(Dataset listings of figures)
Start
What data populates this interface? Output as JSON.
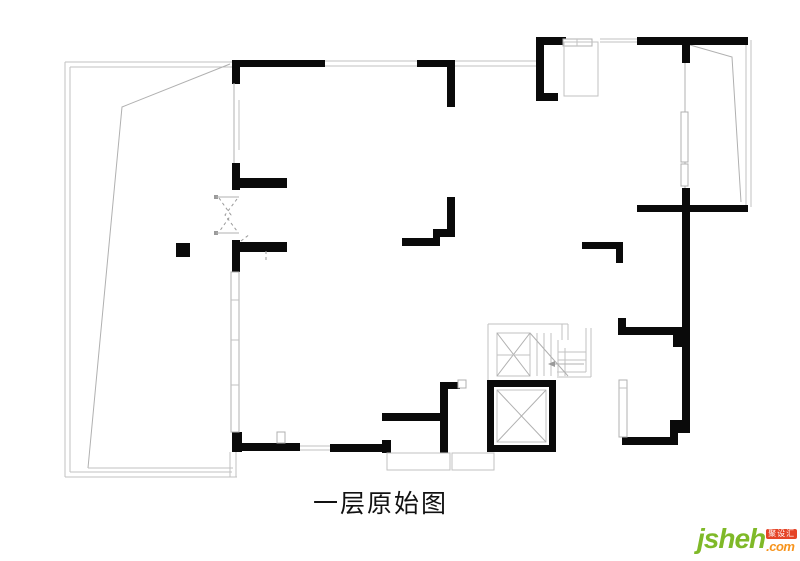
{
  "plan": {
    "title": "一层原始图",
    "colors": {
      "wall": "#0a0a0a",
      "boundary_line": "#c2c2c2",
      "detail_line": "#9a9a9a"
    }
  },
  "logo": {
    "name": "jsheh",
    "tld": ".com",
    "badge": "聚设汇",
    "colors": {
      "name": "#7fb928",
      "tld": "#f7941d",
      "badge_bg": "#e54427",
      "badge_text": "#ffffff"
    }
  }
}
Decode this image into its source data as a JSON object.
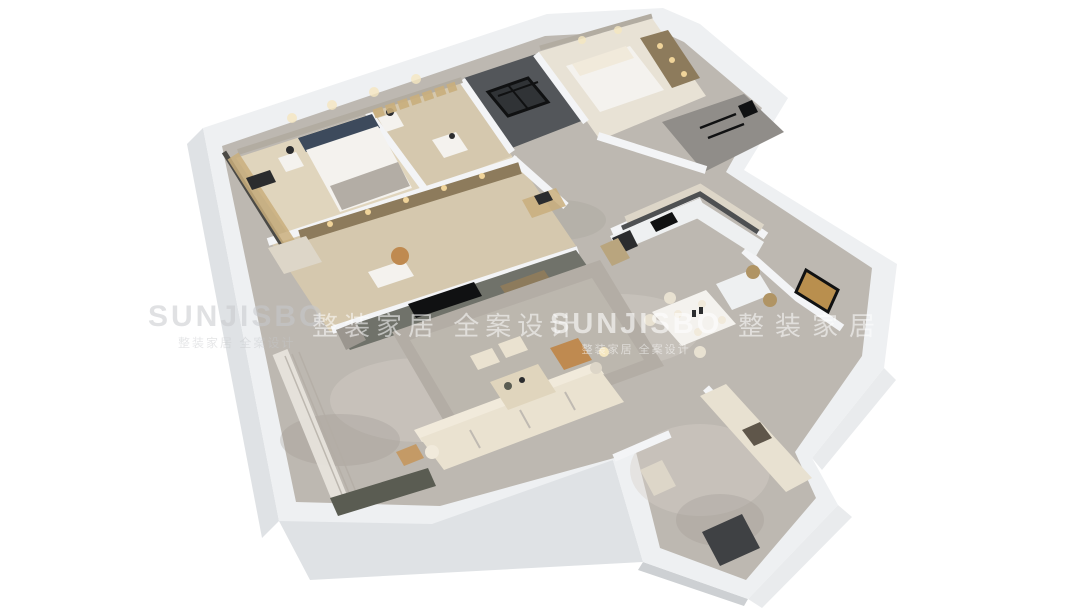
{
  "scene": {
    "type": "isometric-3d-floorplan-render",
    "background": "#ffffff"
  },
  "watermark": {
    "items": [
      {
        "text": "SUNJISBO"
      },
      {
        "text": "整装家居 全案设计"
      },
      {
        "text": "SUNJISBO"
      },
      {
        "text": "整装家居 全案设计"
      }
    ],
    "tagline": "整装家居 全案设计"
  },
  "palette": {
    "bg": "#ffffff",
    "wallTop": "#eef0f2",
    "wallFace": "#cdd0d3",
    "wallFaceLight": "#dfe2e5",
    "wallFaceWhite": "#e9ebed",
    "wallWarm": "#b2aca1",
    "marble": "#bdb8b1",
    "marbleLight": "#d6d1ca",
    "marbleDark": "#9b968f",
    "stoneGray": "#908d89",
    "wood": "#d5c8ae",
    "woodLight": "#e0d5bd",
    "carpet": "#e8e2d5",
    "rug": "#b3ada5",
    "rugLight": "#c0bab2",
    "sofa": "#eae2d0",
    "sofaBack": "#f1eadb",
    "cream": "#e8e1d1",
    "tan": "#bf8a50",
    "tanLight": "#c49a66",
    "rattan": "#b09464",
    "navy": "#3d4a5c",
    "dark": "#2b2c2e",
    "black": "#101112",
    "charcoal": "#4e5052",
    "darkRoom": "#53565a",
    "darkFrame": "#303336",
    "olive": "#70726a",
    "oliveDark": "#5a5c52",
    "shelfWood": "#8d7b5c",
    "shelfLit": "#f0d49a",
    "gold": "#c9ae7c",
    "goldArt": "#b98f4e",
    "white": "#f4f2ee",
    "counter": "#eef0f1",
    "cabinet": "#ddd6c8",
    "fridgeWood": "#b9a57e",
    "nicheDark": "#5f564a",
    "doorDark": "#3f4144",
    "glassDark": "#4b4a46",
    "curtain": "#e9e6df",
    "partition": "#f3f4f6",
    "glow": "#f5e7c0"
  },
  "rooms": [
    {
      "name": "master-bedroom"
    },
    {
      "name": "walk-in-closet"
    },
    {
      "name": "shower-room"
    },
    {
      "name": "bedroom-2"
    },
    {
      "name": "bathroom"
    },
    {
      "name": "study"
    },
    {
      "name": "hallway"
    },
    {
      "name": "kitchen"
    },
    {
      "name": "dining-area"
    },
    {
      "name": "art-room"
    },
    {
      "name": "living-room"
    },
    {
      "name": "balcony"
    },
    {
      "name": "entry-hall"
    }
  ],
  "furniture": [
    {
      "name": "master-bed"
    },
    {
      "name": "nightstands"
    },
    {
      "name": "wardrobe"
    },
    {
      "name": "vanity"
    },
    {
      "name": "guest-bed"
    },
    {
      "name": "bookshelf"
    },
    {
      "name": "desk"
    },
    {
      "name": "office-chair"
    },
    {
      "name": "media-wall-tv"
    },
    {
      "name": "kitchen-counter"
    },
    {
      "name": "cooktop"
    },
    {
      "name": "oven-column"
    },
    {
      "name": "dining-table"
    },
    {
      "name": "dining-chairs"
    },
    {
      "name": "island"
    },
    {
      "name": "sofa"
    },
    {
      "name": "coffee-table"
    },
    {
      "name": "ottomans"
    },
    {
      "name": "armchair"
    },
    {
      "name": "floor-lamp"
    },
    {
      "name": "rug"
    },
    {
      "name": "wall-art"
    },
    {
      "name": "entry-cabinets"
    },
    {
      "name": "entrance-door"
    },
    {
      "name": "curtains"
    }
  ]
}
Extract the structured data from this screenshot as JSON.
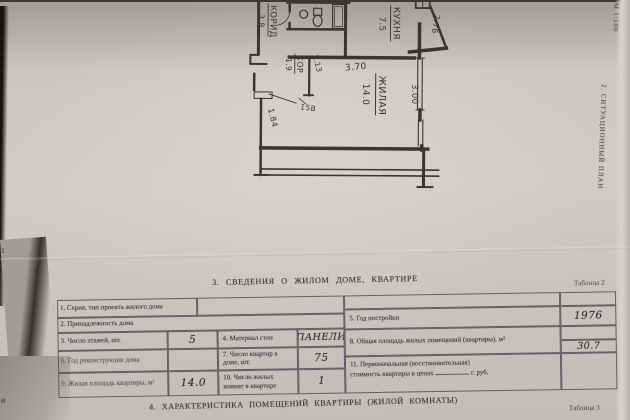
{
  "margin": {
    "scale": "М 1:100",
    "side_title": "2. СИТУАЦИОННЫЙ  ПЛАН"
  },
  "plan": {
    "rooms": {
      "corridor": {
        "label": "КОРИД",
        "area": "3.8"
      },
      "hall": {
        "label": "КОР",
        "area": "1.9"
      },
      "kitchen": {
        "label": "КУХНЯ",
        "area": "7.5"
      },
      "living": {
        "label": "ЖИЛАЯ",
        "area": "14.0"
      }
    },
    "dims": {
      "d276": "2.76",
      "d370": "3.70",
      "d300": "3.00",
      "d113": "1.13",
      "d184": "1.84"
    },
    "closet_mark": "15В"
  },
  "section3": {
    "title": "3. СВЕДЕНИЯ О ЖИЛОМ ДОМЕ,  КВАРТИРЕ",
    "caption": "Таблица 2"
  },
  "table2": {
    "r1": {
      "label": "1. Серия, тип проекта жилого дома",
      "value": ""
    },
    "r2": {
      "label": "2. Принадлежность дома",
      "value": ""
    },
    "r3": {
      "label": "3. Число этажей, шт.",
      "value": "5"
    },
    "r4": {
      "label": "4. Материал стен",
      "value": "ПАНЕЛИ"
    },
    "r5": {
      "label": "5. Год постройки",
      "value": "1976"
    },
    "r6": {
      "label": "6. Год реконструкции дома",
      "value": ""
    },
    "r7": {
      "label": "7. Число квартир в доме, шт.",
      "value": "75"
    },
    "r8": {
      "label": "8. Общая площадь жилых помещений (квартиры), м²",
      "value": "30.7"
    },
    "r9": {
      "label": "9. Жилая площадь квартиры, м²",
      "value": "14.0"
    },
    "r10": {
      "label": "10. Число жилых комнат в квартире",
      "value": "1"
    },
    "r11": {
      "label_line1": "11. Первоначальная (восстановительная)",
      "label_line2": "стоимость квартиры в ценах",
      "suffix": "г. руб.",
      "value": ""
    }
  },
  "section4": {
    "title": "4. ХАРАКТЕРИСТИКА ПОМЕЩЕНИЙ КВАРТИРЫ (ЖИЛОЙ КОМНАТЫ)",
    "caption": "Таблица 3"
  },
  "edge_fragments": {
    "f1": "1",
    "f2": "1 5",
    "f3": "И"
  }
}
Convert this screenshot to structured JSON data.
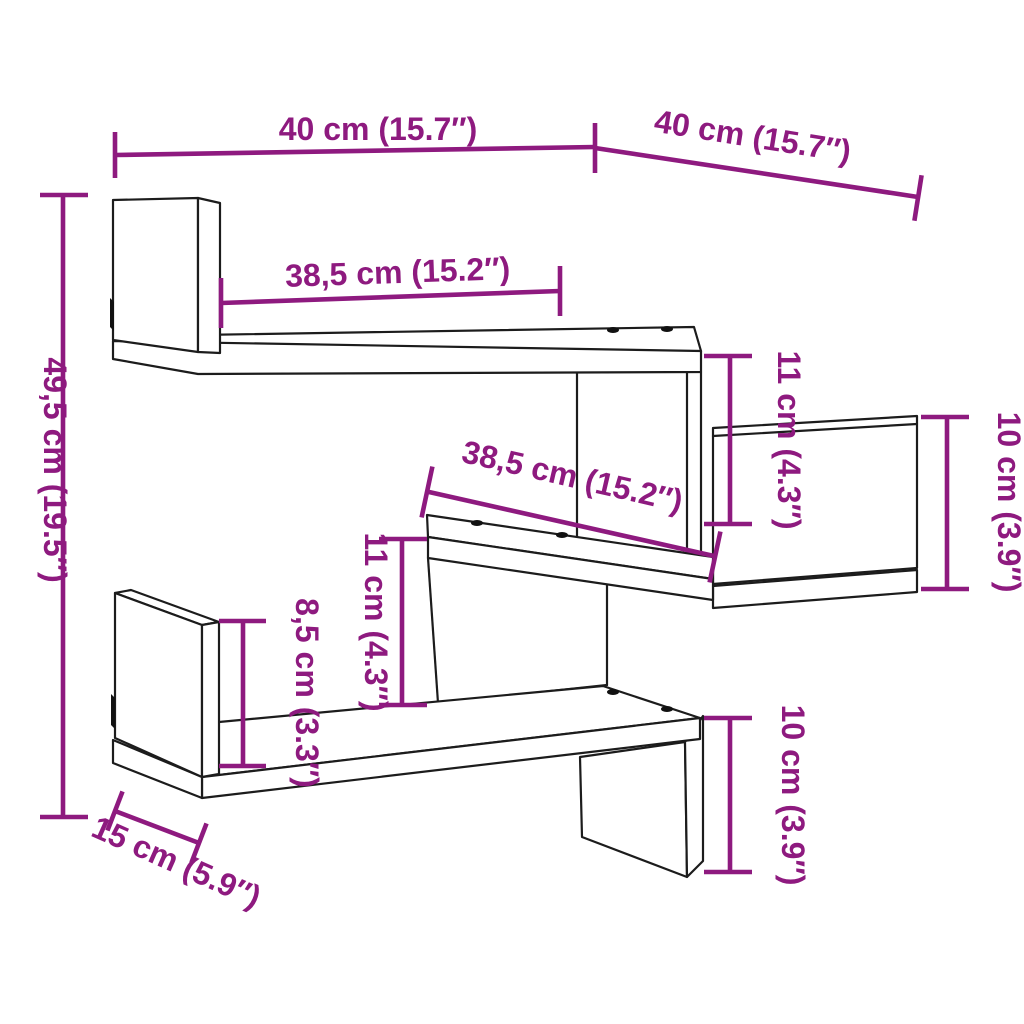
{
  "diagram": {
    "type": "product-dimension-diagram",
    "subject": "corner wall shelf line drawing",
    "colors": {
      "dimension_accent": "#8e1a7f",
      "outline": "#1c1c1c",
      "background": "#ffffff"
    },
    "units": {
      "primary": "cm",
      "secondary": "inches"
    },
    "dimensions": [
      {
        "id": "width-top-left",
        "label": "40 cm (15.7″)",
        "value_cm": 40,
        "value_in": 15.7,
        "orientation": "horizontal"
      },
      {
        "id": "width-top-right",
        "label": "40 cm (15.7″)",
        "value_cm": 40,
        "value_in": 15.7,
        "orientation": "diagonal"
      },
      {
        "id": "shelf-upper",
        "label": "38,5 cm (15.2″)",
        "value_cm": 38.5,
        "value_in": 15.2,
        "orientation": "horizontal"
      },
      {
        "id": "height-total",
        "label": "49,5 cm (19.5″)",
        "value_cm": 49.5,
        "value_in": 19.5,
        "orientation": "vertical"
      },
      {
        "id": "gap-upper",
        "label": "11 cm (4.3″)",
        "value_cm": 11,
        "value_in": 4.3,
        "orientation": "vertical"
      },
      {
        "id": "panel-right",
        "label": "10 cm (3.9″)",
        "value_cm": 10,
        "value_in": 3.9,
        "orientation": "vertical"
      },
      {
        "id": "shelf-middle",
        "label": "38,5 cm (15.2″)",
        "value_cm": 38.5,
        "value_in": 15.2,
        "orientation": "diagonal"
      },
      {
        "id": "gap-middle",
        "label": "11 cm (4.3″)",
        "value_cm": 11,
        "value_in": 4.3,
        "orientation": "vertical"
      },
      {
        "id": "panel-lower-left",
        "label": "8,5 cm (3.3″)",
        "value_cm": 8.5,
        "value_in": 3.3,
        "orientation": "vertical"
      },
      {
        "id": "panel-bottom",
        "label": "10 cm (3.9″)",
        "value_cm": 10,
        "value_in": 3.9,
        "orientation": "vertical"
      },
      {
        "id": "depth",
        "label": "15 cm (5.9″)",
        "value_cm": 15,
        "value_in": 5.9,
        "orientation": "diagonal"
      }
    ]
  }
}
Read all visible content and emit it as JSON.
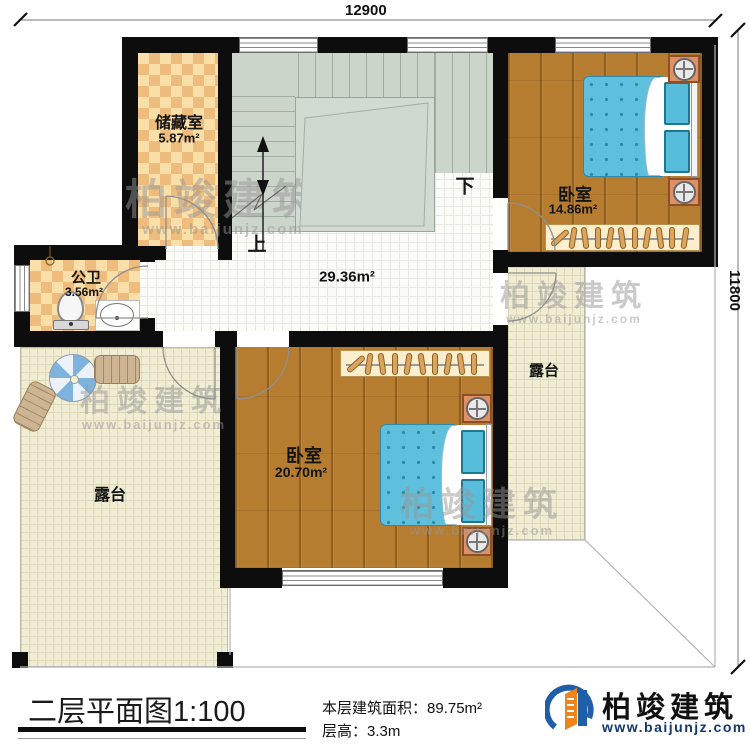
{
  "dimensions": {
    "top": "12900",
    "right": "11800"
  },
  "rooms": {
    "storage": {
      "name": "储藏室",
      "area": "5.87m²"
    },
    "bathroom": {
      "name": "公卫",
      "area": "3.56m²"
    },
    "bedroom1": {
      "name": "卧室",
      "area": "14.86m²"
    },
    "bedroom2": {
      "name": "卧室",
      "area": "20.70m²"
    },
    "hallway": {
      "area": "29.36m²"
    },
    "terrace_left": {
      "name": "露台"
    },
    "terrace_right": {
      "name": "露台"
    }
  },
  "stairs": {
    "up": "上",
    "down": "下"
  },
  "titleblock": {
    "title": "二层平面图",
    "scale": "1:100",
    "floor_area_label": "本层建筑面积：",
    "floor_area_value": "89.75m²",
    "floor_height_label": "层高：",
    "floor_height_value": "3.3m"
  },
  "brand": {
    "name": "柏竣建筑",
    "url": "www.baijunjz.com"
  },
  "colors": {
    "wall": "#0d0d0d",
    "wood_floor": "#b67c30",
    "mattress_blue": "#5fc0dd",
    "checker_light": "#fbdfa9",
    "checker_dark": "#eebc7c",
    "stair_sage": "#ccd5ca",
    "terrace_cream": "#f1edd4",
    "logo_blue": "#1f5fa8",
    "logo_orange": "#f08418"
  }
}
End
== DIRECTIVE ==
Pick out every line of the listing containing the word "dining", and show those lines.

== SOLUTION TO THIS PROBLEM ==
      "name": "dining-area"
      "name": "dining-table"
      "name": "dining-chairs"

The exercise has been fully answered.